**** SELEÇÃO

39. A sentença recorrida incorreu em erro de julgamento, pelo que sendo os factos alegados relevantes para a apreciação do despacho recorrido, impõem-se conceder provimento ao presente recurso, anular a sentença recorrida, e ordenar que os autos baixem à 1ª instância para ser julgado em conformidade.

CONTRA ALEGAÇÕES.
Não houve.

PARECER DO MINISTÉRIO PÚBLICO.
O Exmo. Procurador-Geral Adjunto neste TCA emitiu esclarecido parecer concluindo pela improcedência do recurso e confirmação da sentença recorrida.

II QUESTÕES A APRECIAR.
O objecto do presente recurso, delimitado pelas conclusões formuladas (artigos 635º/3-4 e 639º/1-3, ambos do Código de Processo Civil, «ex vi» do artº 281º CPPT), salvo questões do conhecimento oficioso (artigo 608º/ 2, in fine), consiste em saber a se a sentença é nula por omissão de pronúncia se errou no julgamento da matéria de facto e de direito.

Colhidos os vistos dos Exmos. Juízes Desembargadores Adjuntos, vem o processo submetido à Conferência para julgamento.


III FUNDAMENTAÇÃO DE FACTO.
A sentença fixou os seguintes factos provados e respetiva motivação:

A) O reclamante adquiriu, por adjudicação em processo de execução fiscal, pelo preço de €321.000,00, o prédio rústico denominado Vessada… e Campo… e Tapada…, situado no lugar…, com a área total descoberta de 30300M2, descrito na Conservatória do Registo Predial de Penafiel sob o n.º 4…-Milhundos, atual freguesia de Penafiel, inscrito na matriz predial rústica 5…,da freguesia de Penafiel (fls. 9 a 15).

********
**** REGISTOS BRUTOS

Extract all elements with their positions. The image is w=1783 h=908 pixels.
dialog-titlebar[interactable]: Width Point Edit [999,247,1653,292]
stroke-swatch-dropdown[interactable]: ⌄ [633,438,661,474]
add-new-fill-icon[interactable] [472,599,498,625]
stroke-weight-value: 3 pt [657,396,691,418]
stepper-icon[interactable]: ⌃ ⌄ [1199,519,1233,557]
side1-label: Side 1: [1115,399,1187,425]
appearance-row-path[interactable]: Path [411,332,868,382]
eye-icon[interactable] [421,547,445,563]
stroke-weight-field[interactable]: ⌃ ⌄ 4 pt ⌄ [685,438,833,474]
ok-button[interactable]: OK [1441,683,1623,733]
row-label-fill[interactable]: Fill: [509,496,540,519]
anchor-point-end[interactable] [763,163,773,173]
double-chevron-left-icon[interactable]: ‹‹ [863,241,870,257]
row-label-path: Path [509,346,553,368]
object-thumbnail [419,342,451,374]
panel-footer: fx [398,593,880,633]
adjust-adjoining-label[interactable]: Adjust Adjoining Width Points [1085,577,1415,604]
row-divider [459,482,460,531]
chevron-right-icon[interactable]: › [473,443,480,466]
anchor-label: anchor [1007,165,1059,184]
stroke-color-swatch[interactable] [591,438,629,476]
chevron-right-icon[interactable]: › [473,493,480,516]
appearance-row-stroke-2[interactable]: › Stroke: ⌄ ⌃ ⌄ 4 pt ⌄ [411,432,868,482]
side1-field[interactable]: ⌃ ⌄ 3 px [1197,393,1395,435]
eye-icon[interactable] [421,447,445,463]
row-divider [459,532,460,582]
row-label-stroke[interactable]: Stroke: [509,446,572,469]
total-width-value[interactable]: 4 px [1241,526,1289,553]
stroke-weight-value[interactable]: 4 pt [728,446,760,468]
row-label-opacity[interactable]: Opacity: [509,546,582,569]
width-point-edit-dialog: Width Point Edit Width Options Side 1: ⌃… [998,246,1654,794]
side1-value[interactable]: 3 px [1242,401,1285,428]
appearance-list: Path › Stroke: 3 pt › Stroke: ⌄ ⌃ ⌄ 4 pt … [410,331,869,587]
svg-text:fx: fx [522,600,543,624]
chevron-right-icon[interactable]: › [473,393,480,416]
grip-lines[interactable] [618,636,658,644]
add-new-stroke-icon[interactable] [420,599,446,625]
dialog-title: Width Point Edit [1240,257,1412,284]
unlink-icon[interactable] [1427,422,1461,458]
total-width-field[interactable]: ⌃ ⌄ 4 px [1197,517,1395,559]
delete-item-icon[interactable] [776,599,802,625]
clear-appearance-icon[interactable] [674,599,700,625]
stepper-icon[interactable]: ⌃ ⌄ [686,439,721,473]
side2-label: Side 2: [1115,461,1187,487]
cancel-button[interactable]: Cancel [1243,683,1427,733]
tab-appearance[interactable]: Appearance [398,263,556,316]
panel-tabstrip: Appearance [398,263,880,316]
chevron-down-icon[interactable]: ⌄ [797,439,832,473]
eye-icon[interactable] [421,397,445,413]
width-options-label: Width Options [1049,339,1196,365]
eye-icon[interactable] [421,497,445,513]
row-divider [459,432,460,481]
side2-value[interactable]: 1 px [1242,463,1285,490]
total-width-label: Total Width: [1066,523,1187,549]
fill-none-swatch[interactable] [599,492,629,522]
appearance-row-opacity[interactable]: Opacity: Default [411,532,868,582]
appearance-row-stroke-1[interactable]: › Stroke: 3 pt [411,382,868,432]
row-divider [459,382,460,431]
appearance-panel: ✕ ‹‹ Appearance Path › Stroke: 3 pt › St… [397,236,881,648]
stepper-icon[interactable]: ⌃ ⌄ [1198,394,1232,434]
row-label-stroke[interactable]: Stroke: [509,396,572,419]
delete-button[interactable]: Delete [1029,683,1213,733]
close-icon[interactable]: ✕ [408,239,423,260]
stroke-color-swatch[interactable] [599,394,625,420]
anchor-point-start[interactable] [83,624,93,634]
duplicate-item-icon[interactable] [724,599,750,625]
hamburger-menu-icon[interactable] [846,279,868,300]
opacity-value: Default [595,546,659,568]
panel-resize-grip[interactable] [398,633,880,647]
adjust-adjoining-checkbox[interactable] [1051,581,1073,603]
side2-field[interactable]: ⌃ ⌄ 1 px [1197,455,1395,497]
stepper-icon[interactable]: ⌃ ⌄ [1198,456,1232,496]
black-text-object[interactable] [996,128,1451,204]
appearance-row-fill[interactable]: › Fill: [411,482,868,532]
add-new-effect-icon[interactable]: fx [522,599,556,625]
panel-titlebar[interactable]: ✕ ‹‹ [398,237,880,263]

********

PEDIDO A: Na seleção sobre o recurso fiscal, a que conclusão chegou o parecer do Procurador-Geral Adjunto?
PEDIDO B: Prossiga a seleção sobre o recurso fiscal a partir do ponto em que termina.

RESPOSTA ESPERADA A: Concluiu pela improcedência do recurso e pela confirmação da sentença recorrida.

RESPOSTA ESPERADA B:
B) O título de transmissão foi emitido em 19/01/2017 (fls. 112 verso a 114).

C) Em 06/02/2017 foi emitida a certidão de cancelamento da penhora e dos registos dos direitos reais que caducam com a venda judicial do prédio referido em A) (fls. 113 a 114).

D) O título de adjudicação e o despacho de cancelamento de ónus e encargos do prédio vendido foram remetidos ao reclamante por carta registada com aviso de receção registada em 08/02/2017 e recebida em 09/02/2017 (fls. 112 verso a 115).

E) A aquisição do direito de propriedade referida em A) foi registada na Conservatória do Registo Predial de Penafiel, a favor do reclamante, pela inscrição Ap. 3256 de 2017/02/09 (fls. 9 a 15).

F) O prédio foi averbado na matriz predial em nome do reclamante (fls. 15).

G) O teor do edital de venda e convocação de credores consta de fls. 61 dos autos, cujo teor aqui se dá por reproduzido.

H) O auto de adjudicação consta de fls. 102 e verso, cujo teor aqui se dá por reproduzido.

I) No dia 17/02/2017, o executado M… recebeu a notificação que consta de fls. 103, cujo teor aqui se dá por reproduzido (fls. 103 e 104).

J) Em 22/02/2017, o reclamante apresentou o pedido que consta da metade inferior de fls. 206 dos autos, cujo teor aqui se dá por reproduzido, tendo o órgão de execução fiscal proferido, em 01/03/2016, a decisão que consta da metade superior dessa folha, cujo teor aqui se dá por reproduzido.

K) Em 10/03/2017 o reclamante apresentou o requerimento que consta de fls. 123 verso e 124, cujo teor aqui se dá por reproduzido.
L) O pedido constante deste requerimento foi indeferido pelo despacho de 23/03/2017, de fls. 143, com os fundamentos constantes da informação de fls. 143 verso e 144, cujo teor aqui se dá por reproduzido.

Com relevância para a decisão da causa, inexiste matéria de facto julgada não provada.
3.1.1 – Motivação.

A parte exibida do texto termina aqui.